▸ **Work instructions**: Write out all the entries word for word and omit any pictures.

▸ **Data records**:
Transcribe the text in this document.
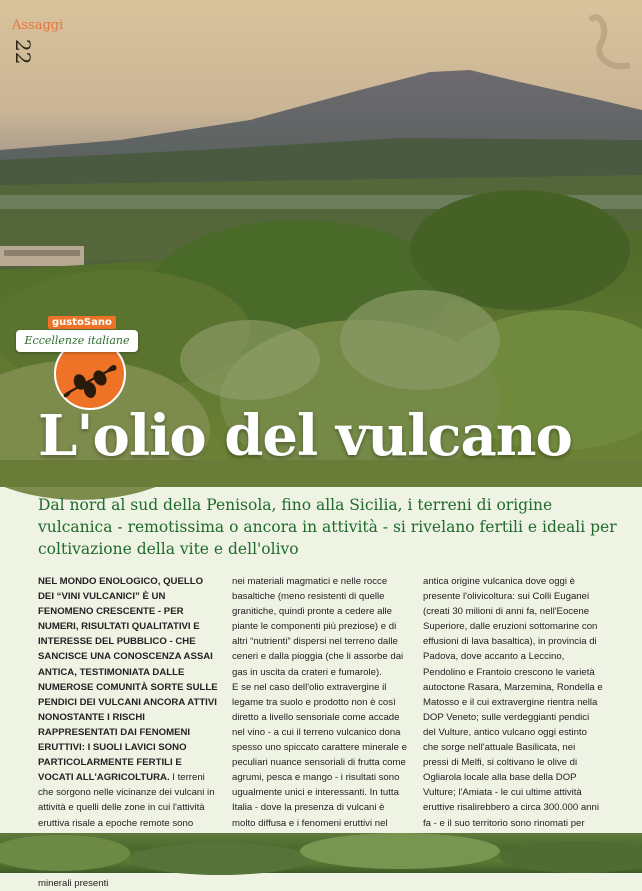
Assaggi
22
gustoSano
Eccellenze italiane
L'olio del vulcano

Dal nord al sud della Penisola, fino alla Sicilia, i terreni di origine vulcanica - remotissima o ancora in attività - si rivelano fertili e ideali per coltivazione della vite e dell'olivo

NEL MONDO ENOLOGICO, QUELLO DEI “VINI VULCANICI” È UN FENOMENO CRESCENTE - PER NUMERI, RISULTATI QUALITATIVI E INTERESSE DEL PUBBLICO - CHE SANCISCE UNA CONOSCENZA ASSAI ANTICA, TESTIMONIATA DALLE NUMEROSE COMUNITÀ SORTE SULLE PENDICI DEI VULCANI ANCORA ATTIVI NONOSTANTE I RISCHI RAPPRESENTATI DAI FENOMENI ERUTTIVI: I SUOLI LAVICI SONO PARTICOLARMENTE FERTILI E VOCATI ALL'AGRICOLTURA. I terreni che sorgono nelle vicinanze dei vulcani in attività e quelli delle zone in cui l'attività eruttiva risale a epoche remote sono minerali presenti
nei materiali magmatici e nelle rocce basaltiche (meno resistenti di quelle granitiche, quindi pronte a cedere alle piante le componenti più preziose) e di altri “nutrienti” dispersi nel terreno dalle ceneri e dalla pioggia (che li assorbe dai gas in uscita da crateri e fumarole).
E se nel caso dell'olio extravergine il legame tra suolo e prodotto non è così diretto a livello sensoriale come accade nel vino - a cui il terreno vulcanico dona spesso uno spiccato carattere minerale e peculiari nuance sensoriali di frutta come agrumi, pesca e mango - i risultati sono ugualmente unici e interessanti. In tutta Italia - dove la presenza di vulcani è molto diffusa e i fenomeni eruttivi nel
antica origine vulcanica dove oggi è presente l'olivicoltura: sui Colli Euganei (creati 30 milioni di anni fa, nell'Eocene Superiore, dalle eruzioni sottomarine con effusioni di lava basaltica), in provincia di Padova, dove accanto a Leccino, Pendolino e Frantoio crescono le varietà autoctone Rasara, Marzemina, Rondella e Matosso e il cui extravergine rientra nella DOP Veneto; sulle verdeggianti pendici del Vulture, antico vulcano oggi estinto che sorge nell'attuale Basilicata, nei pressi di Melfi, si coltivano le olive di Ogliarola locale alla base della DOP Vulture; l'Amiata - le cui ultime attività eruttive risalirebbero a circa 300.000 anni fa - e il suo territorio sono rinomati per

▸ **Answer to this task**:
Transcribe the text in this document.
Assaggi
22
gustoSano
Eccellenze italiane
L'olio del vulcano

Dal nord al sud della Penisola, fino alla Sicilia, i terreni di origine vulcanica - remotissima o ancora in attività - si rivelano fertili e ideali per coltivazione della vite e dell'olivo

NEL MONDO ENOLOGICO, QUELLO DEI “VINI VULCANICI” È UN FENOMENO CRESCENTE - PER NUMERI, RISULTATI QUALITATIVI E INTERESSE DEL PUBBLICO - CHE SANCISCE UNA CONOSCENZA ASSAI ANTICA, TESTIMONIATA DALLE NUMEROSE COMUNITÀ SORTE SULLE PENDICI DEI VULCANI ANCORA ATTIVI NONOSTANTE I RISCHI RAPPRESENTATI DAI FENOMENI ERUTTIVI: I SUOLI LAVICI SONO PARTICOLARMENTE FERTILI E VOCATI ALL'AGRICOLTURA. I terreni che sorgono nelle vicinanze dei vulcani in attività e quelli delle zone in cui l'attività eruttiva risale a epoche remote sono minerali presenti
nei materiali magmatici e nelle rocce basaltiche (meno resistenti di quelle granitiche, quindi pronte a cedere alle piante le componenti più preziose) e di altri “nutrienti” dispersi nel terreno dalle ceneri e dalla pioggia (che li assorbe dai gas in uscita da crateri e fumarole).
E se nel caso dell'olio extravergine il legame tra suolo e prodotto non è così diretto a livello sensoriale come accade nel vino - a cui il terreno vulcanico dona spesso uno spiccato carattere minerale e peculiari nuance sensoriali di frutta come agrumi, pesca e mango - i risultati sono ugualmente unici e interessanti. In tutta Italia - dove la presenza di vulcani è molto diffusa e i fenomeni eruttivi nel
antica origine vulcanica dove oggi è presente l'olivicoltura: sui Colli Euganei (creati 30 milioni di anni fa, nell'Eocene Superiore, dalle eruzioni sottomarine con effusioni di lava basaltica), in provincia di Padova, dove accanto a Leccino, Pendolino e Frantoio crescono le varietà autoctone Rasara, Marzemina, Rondella e Matosso e il cui extravergine rientra nella DOP Veneto; sulle verdeggianti pendici del Vulture, antico vulcano oggi estinto che sorge nell'attuale Basilicata, nei pressi di Melfi, si coltivano le olive di Ogliarola locale alla base della DOP Vulture; l'Amiata - le cui ultime attività eruttive risalirebbero a circa 300.000 anni fa - e il suo territorio sono rinomati per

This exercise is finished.